Repeat the listing in full. Nothing may be added or left out.

Records from a collection of figures:
= = = =
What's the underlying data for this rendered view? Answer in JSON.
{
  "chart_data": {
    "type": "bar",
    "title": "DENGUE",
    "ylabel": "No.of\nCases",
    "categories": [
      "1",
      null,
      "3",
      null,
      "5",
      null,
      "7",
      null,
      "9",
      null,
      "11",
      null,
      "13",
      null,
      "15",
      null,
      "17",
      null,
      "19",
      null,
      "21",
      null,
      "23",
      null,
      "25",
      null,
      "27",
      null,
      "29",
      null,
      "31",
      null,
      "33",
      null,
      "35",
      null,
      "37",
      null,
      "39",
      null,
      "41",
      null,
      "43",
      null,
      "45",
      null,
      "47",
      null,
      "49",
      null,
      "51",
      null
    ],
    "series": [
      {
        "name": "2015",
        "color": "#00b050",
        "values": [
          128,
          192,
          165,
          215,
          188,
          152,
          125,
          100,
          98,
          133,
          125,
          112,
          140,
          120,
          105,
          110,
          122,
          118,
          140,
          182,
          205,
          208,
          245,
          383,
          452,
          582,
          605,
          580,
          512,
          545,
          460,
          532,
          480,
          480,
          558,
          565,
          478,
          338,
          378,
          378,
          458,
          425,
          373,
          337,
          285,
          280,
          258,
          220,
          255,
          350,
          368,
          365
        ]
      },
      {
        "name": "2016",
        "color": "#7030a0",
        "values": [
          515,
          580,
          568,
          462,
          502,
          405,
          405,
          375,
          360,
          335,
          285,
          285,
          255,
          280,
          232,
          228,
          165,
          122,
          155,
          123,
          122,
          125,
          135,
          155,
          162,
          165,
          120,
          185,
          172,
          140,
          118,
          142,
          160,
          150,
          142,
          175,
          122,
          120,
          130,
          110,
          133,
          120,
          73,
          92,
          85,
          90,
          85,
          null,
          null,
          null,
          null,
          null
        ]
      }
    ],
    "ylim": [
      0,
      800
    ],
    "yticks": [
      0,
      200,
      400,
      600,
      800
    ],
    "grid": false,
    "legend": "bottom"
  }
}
= = = =
Right answer:
What's the underlying data for this rendered view? Answer in JSON.
{
  "chart_data": {
    "type": "bar",
    "title": "DENGUE",
    "ylabel": "No.of\nCases",
    "categories": [
      "1",
      null,
      "3",
      null,
      "5",
      null,
      "7",
      null,
      "9",
      null,
      "11",
      null,
      "13",
      null,
      "15",
      null,
      "17",
      null,
      "19",
      null,
      "21",
      null,
      "23",
      null,
      "25",
      null,
      "27",
      null,
      "29",
      null,
      "31",
      null,
      "33",
      null,
      "35",
      null,
      "37",
      null,
      "39",
      null,
      "41",
      null,
      "43",
      null,
      "45",
      null,
      "47",
      null,
      "49",
      null,
      "51",
      null
    ],
    "series": [
      {
        "name": "2015",
        "color": "#00b050",
        "values": [
          128,
          192,
          165,
          215,
          188,
          152,
          125,
          100,
          98,
          133,
          125,
          112,
          140,
          120,
          105,
          110,
          122,
          118,
          140,
          182,
          205,
          208,
          245,
          383,
          452,
          582,
          605,
          580,
          512,
          545,
          460,
          532,
          480,
          480,
          558,
          565,
          478,
          338,
          378,
          378,
          458,
          425,
          373,
          337,
          285,
          280,
          258,
          220,
          255,
          350,
          368,
          365
        ]
      },
      {
        "name": "2016",
        "color": "#7030a0",
        "values": [
          515,
          580,
          568,
          462,
          502,
          405,
          405,
          375,
          360,
          335,
          285,
          285,
          255,
          280,
          232,
          228,
          165,
          122,
          155,
          123,
          122,
          125,
          135,
          155,
          162,
          165,
          120,
          185,
          172,
          140,
          118,
          142,
          160,
          150,
          142,
          175,
          122,
          120,
          130,
          110,
          133,
          120,
          73,
          92,
          85,
          90,
          85,
          null,
          null,
          null,
          null,
          null
        ]
      }
    ],
    "ylim": [
      0,
      800
    ],
    "yticks": [
      0,
      200,
      400,
      600,
      800
    ],
    "grid": false,
    "legend": "bottom"
  }
}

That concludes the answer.